- Extracted text:
■ ■ ■ ■

In praise of… e-bikes
For purists they are a travesty, an insult to all that is sacred in cycling. But e-bikes shouldn’t be dismissed quite so quickly…
It’s easy to feel intimidated walking into the headquarters of Italian bike brand Pinarello. Located in an anonymous business park an hour’s drive from Venice, the weight of history presses upon you as you enter the reception area. Pinarellos have been ridden to 26 Grand Tour victories in its 65-year history, and a handful of its more recent bikes – inevitably bearing Team Sky’s colours – are in constant rotation decorating the walls of the brand’s offices and conference rooms.
On the day I arrive, however, I am not so easily intimidated. I am merely returning the bike they were kind enough to loan me for a weekend’s cycling in the Dolomites. Also, I’m not an elite-level rider. I’m never likely to find myself in competition against anyone riding one of the Dogma F8s or F10s that have propelled Thomas and Froome to their recent Grand Tour wins. I am an amateur, recreational cyclist, glowing from scoring a PB on my ascent of the Passo Giau a few days earlier.
All of which means the sense of history surrounding me is inspiring rather than crushing. Giovanni Pinarello was an ‘ordinary’ rider himself, awarded the maglia nera for finishing last in the 1951 Giro (though in its official history Pinarello has turned this into a stirring triumph, declaring, ‘The Black Jersey of Cycling but the Pink Jersey of Life’).
So it’s fitting that the bike that catches my eye isn’t the latest, wind-tunnel tested, ultra-light incarnation of the F10, but rather a machine that will introduce the brand to a whole new customer base. It’s the Pinarello Nytro, the company’s first e-bike.
Electric bikes – or ‘pedal-assist’ bikes, to be more accurate – have captured imaginations but divided opinions like few other innovations in recent years. Disc brakes, gravel bikes and single chainrings have all made certain groups of riders cough up their espressos in varying degrees of exasperation, but nothing has threatened their sense of pride or masculinity (it’s nearly always men) – not to mention their Strava Koms – more than a bike that comes equipped with an electrical motor designed to make it easier to go up hills.
‘It’s cheating!’ has been the predictable mantra from certain
riders, usually the ones sporting a 32t sprocket on their rear cassettes. For them, an electric motor impugns the purity of cycling. It reduces the spectrum of pain and is therefore sacrilege.
‘It’s all about suffering!’ they cry before replacing a £5 alloy bottle cage with a £60 carbon one because it will improve their efficiency by 0.00001%.

■ ■ ■ ■

- Dataset section:
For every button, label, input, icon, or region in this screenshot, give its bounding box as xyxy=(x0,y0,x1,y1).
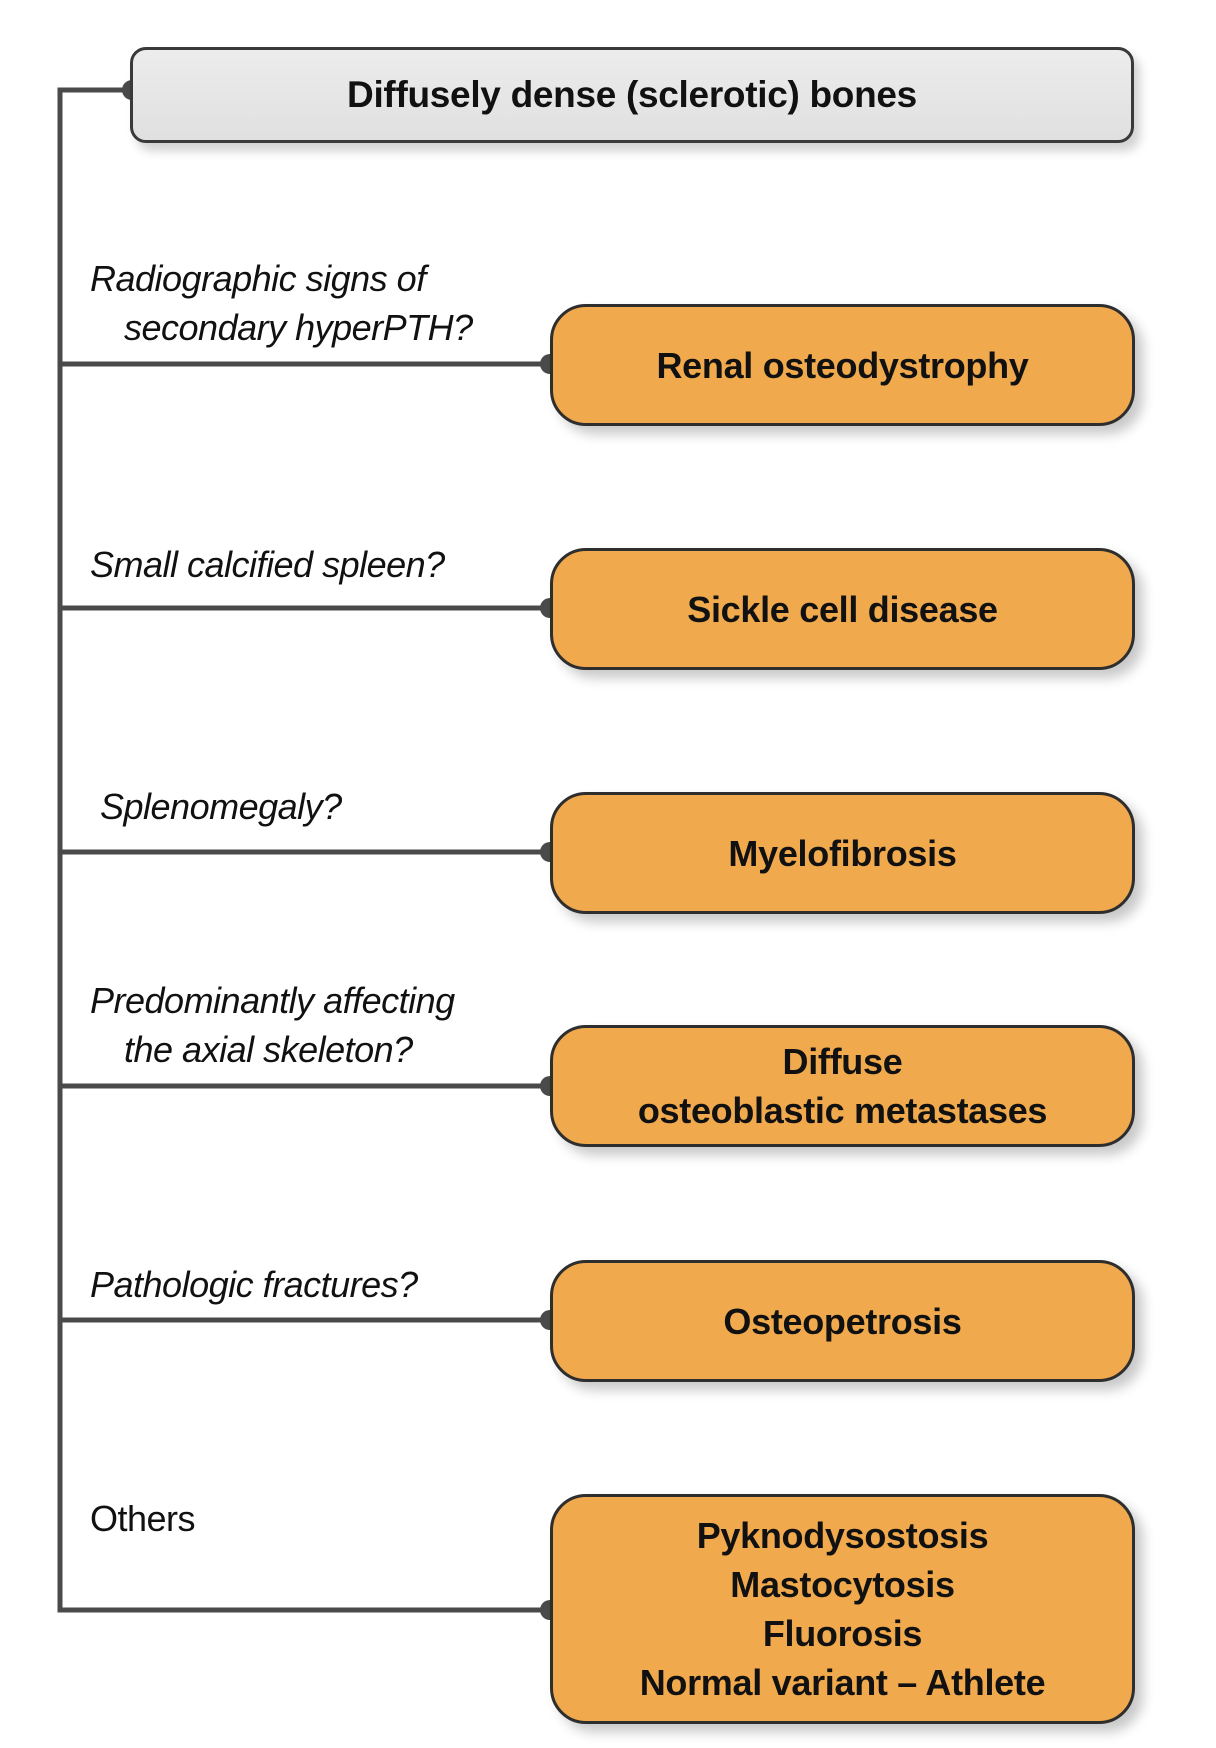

■ ■ ■ ■

- Given problem: Please pick up the piece in praise of e-bikes after its last sentence and carry it on in the same voice.

- Response for this exercise:
At the other extreme, we’ve got assorted European government bureaucrats wanting to classify e-bikes along with cars and motorbikes under the Motor Vehicle Insurance Directive. If that becomes law, every e-bike owner will need to take out thirdparty liability insurance.
That’s a lot of people who don’t understand everything that is wonderful about e-bikes. Much of that is down to simple ignorance, the misguided belief that you can flick the button on the handlebars to ‘cruise control’ and watch videos on your phone while being transported effortlessly over the Alps (alas, not – you still have to pedal).
So allow me to put the record straight. Firstly, no matter how fast or fit we are now, there will come a time in all our lives – for some sooner than others – when even that 32t sprocket on the back starts to feel like hard work or those featherweight carbon rims no longer turn as easily as they once did. I’m already bracing myself for the day my new bike will have to have a sprocket on the back bigger than the chainring on the front. Not because my local hills have got any steeper, but because I’m not getting any younger.
The stage after that would, once upon a time, have probably meant older riders having to severely curtail the length of their rides and miss out some of their regular climbs. But thanks to e-bikes, that’s no longer an inevitability. A picture recently posted on Twitter showed an 80-year-old ascending his favourite climb up a Welsh mountain on an e-bike, and the look of joy on his face was priceless.
Secondly, an e-bike can improve your cycling even if you don’t use it yourself. Think of your partner, or less fit friends, who often say they’d like to join you on that cafe ride but are worried they won’t be able to keep up. A social ride with fellow club members is never really a social ride at all with all that testosterone in the air. But go out with your wife/husband or mates from outside of cycling and it gives a whole new dimension to the enjoyment of riding your bike.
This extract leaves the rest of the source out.